» EXERCISE GOAL
All entries should be output exactly as they stand.

———

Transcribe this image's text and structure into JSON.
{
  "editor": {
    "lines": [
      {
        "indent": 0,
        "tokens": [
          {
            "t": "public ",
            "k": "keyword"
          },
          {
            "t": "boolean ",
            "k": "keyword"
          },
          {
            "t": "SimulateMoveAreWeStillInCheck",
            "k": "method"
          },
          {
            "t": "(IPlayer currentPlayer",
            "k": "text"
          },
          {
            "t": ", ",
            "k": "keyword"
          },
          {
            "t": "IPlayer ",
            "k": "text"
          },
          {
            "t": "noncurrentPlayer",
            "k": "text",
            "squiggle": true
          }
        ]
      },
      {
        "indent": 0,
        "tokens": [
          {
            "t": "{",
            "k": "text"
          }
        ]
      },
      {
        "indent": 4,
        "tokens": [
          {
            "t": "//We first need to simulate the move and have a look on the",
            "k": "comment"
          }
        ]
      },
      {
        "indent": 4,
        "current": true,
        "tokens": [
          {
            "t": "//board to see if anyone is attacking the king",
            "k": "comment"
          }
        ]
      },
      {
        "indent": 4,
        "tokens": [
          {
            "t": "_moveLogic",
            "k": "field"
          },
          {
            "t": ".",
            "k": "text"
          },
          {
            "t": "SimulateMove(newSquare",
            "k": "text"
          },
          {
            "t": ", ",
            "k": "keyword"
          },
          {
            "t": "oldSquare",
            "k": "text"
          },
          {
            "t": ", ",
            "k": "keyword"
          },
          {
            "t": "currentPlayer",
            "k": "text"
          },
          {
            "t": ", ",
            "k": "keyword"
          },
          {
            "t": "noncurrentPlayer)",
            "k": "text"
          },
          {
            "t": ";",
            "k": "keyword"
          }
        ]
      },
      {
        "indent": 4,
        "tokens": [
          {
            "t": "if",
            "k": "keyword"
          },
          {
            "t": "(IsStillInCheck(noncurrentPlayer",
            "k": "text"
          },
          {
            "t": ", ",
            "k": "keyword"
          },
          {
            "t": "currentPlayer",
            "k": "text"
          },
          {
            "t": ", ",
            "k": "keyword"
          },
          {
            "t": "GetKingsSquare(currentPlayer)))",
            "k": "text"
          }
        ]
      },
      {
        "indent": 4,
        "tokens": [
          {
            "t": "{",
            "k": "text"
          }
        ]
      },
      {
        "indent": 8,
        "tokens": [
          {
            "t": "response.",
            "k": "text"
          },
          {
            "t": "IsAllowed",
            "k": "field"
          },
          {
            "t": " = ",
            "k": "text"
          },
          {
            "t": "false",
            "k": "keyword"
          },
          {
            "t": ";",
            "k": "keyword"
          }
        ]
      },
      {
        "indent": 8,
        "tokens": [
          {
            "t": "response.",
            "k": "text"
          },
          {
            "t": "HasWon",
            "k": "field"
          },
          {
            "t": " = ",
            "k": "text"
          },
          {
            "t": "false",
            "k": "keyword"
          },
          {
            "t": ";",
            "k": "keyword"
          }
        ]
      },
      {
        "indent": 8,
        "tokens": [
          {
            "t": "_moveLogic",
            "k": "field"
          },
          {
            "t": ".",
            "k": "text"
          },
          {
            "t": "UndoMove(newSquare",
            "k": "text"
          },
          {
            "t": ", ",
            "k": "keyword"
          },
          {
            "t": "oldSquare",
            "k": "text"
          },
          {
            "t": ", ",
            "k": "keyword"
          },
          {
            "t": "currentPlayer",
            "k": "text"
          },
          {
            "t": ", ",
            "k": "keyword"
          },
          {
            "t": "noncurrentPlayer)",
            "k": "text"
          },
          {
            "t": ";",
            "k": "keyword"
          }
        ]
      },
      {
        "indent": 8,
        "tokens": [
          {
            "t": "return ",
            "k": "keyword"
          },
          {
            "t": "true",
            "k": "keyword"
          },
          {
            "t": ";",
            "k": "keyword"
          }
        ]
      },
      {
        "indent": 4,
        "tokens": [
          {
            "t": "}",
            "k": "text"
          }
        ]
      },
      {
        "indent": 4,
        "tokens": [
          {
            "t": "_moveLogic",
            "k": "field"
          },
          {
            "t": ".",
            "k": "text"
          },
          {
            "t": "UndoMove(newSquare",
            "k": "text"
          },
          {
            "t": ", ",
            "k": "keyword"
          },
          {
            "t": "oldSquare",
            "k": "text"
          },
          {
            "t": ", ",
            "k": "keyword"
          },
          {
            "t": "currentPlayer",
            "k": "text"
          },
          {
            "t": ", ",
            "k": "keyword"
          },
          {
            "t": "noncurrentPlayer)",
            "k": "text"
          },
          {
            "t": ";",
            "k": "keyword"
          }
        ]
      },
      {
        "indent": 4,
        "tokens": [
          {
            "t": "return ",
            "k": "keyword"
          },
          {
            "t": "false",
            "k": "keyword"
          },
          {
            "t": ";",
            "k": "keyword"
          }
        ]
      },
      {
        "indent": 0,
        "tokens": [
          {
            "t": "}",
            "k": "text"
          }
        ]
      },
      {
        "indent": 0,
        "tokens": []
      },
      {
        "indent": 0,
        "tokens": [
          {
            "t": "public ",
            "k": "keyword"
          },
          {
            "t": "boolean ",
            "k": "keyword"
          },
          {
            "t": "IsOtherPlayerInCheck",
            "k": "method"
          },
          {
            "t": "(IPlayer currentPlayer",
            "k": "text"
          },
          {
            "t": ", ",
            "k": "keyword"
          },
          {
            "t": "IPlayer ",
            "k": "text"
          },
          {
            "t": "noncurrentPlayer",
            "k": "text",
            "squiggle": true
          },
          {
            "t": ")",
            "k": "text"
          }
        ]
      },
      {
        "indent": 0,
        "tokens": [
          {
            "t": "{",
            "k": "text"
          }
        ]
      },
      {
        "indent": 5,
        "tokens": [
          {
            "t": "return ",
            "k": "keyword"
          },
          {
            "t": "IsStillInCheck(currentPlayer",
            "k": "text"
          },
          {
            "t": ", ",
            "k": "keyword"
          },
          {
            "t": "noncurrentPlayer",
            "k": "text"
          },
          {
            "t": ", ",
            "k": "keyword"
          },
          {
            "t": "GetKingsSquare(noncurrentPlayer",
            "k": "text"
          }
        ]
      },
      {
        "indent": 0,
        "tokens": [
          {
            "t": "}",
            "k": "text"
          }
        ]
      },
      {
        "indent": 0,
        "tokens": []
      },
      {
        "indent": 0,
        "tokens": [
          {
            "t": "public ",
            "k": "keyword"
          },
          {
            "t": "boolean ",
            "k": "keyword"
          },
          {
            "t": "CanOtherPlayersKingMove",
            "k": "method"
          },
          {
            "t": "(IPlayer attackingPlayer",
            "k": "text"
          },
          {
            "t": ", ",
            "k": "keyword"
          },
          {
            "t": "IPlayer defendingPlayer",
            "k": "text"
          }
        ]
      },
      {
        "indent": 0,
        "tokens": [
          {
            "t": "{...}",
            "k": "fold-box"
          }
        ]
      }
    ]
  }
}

———

» CORRECT ANSWER
Transcribe this image's text and structure into JSON.
{
  "editor": {
    "lines": [
      {
        "indent": 0,
        "tokens": [
          {
            "t": "public ",
            "k": "keyword"
          },
          {
            "t": "boolean ",
            "k": "keyword"
          },
          {
            "t": "SimulateMoveAreWeStillInCheck",
            "k": "method"
          },
          {
            "t": "(IPlayer currentPlayer",
            "k": "text"
          },
          {
            "t": ", ",
            "k": "keyword"
          },
          {
            "t": "IPlayer ",
            "k": "text"
          },
          {
            "t": "noncurrentPlayer",
            "k": "text",
            "squiggle": true
          }
        ]
      },
      {
        "indent": 0,
        "tokens": [
          {
            "t": "{",
            "k": "text"
          }
        ]
      },
      {
        "indent": 4,
        "tokens": [
          {
            "t": "//We first need to simulate the move and have a look on the",
            "k": "comment"
          }
        ]
      },
      {
        "indent": 4,
        "current": true,
        "tokens": [
          {
            "t": "//board to see if anyone is attacking the king",
            "k": "comment"
          }
        ]
      },
      {
        "indent": 4,
        "tokens": [
          {
            "t": "_moveLogic",
            "k": "field"
          },
          {
            "t": ".",
            "k": "text"
          },
          {
            "t": "SimulateMove(newSquare",
            "k": "text"
          },
          {
            "t": ", ",
            "k": "keyword"
          },
          {
            "t": "oldSquare",
            "k": "text"
          },
          {
            "t": ", ",
            "k": "keyword"
          },
          {
            "t": "currentPlayer",
            "k": "text"
          },
          {
            "t": ", ",
            "k": "keyword"
          },
          {
            "t": "noncurrentPlayer)",
            "k": "text"
          },
          {
            "t": ";",
            "k": "keyword"
          }
        ]
      },
      {
        "indent": 4,
        "tokens": [
          {
            "t": "if",
            "k": "keyword"
          },
          {
            "t": "(IsStillInCheck(noncurrentPlayer",
            "k": "text"
          },
          {
            "t": ", ",
            "k": "keyword"
          },
          {
            "t": "currentPlayer",
            "k": "text"
          },
          {
            "t": ", ",
            "k": "keyword"
          },
          {
            "t": "GetKingsSquare(currentPlayer)))",
            "k": "text"
          }
        ]
      },
      {
        "indent": 4,
        "tokens": [
          {
            "t": "{",
            "k": "text"
          }
        ]
      },
      {
        "indent": 8,
        "tokens": [
          {
            "t": "response.",
            "k": "text"
          },
          {
            "t": "IsAllowed",
            "k": "field"
          },
          {
            "t": " = ",
            "k": "text"
          },
          {
            "t": "false",
            "k": "keyword"
          },
          {
            "t": ";",
            "k": "keyword"
          }
        ]
      },
      {
        "indent": 8,
        "tokens": [
          {
            "t": "response.",
            "k": "text"
          },
          {
            "t": "HasWon",
            "k": "field"
          },
          {
            "t": " = ",
            "k": "text"
          },
          {
            "t": "false",
            "k": "keyword"
          },
          {
            "t": ";",
            "k": "keyword"
          }
        ]
      },
      {
        "indent": 8,
        "tokens": [
          {
            "t": "_moveLogic",
            "k": "field"
          },
          {
            "t": ".",
            "k": "text"
          },
          {
            "t": "UndoMove(newSquare",
            "k": "text"
          },
          {
            "t": ", ",
            "k": "keyword"
          },
          {
            "t": "oldSquare",
            "k": "text"
          },
          {
            "t": ", ",
            "k": "keyword"
          },
          {
            "t": "currentPlayer",
            "k": "text"
          },
          {
            "t": ", ",
            "k": "keyword"
          },
          {
            "t": "noncurrentPlayer)",
            "k": "text"
          },
          {
            "t": ";",
            "k": "keyword"
          }
        ]
      },
      {
        "indent": 8,
        "tokens": [
          {
            "t": "return ",
            "k": "keyword"
          },
          {
            "t": "true",
            "k": "keyword"
          },
          {
            "t": ";",
            "k": "keyword"
          }
        ]
      },
      {
        "indent": 4,
        "tokens": [
          {
            "t": "}",
            "k": "text"
          }
        ]
      },
      {
        "indent": 4,
        "tokens": [
          {
            "t": "_moveLogic",
            "k": "field"
          },
          {
            "t": ".",
            "k": "text"
          },
          {
            "t": "UndoMove(newSquare",
            "k": "text"
          },
          {
            "t": ", ",
            "k": "keyword"
          },
          {
            "t": "oldSquare",
            "k": "text"
          },
          {
            "t": ", ",
            "k": "keyword"
          },
          {
            "t": "currentPlayer",
            "k": "text"
          },
          {
            "t": ", ",
            "k": "keyword"
          },
          {
            "t": "noncurrentPlayer)",
            "k": "text"
          },
          {
            "t": ";",
            "k": "keyword"
          }
        ]
      },
      {
        "indent": 4,
        "tokens": [
          {
            "t": "return ",
            "k": "keyword"
          },
          {
            "t": "false",
            "k": "keyword"
          },
          {
            "t": ";",
            "k": "keyword"
          }
        ]
      },
      {
        "indent": 0,
        "tokens": [
          {
            "t": "}",
            "k": "text"
          }
        ]
      },
      {
        "indent": 0,
        "tokens": []
      },
      {
        "indent": 0,
        "tokens": [
          {
            "t": "public ",
            "k": "keyword"
          },
          {
            "t": "boolean ",
            "k": "keyword"
          },
          {
            "t": "IsOtherPlayerInCheck",
            "k": "method"
          },
          {
            "t": "(IPlayer currentPlayer",
            "k": "text"
          },
          {
            "t": ", ",
            "k": "keyword"
          },
          {
            "t": "IPlayer ",
            "k": "text"
          },
          {
            "t": "noncurrentPlayer",
            "k": "text",
            "squiggle": true
          },
          {
            "t": ")",
            "k": "text"
          }
        ]
      },
      {
        "indent": 0,
        "tokens": [
          {
            "t": "{",
            "k": "text"
          }
        ]
      },
      {
        "indent": 5,
        "tokens": [
          {
            "t": "return ",
            "k": "keyword"
          },
          {
            "t": "IsStillInCheck(currentPlayer",
            "k": "text"
          },
          {
            "t": ", ",
            "k": "keyword"
          },
          {
            "t": "noncurrentPlayer",
            "k": "text"
          },
          {
            "t": ", ",
            "k": "keyword"
          },
          {
            "t": "GetKingsSquare(noncurrentPlayer",
            "k": "text"
          }
        ]
      },
      {
        "indent": 0,
        "tokens": [
          {
            "t": "}",
            "k": "text"
          }
        ]
      },
      {
        "indent": 0,
        "tokens": []
      },
      {
        "indent": 0,
        "tokens": [
          {
            "t": "public ",
            "k": "keyword"
          },
          {
            "t": "boolean ",
            "k": "keyword"
          },
          {
            "t": "CanOtherPlayersKingMove",
            "k": "method"
          },
          {
            "t": "(IPlayer attackingPlayer",
            "k": "text"
          },
          {
            "t": ", ",
            "k": "keyword"
          },
          {
            "t": "IPlayer defendingPlayer",
            "k": "text"
          }
        ]
      },
      {
        "indent": 0,
        "tokens": [
          {
            "t": "{...}",
            "k": "fold-box"
          }
        ]
      }
    ]
  }
}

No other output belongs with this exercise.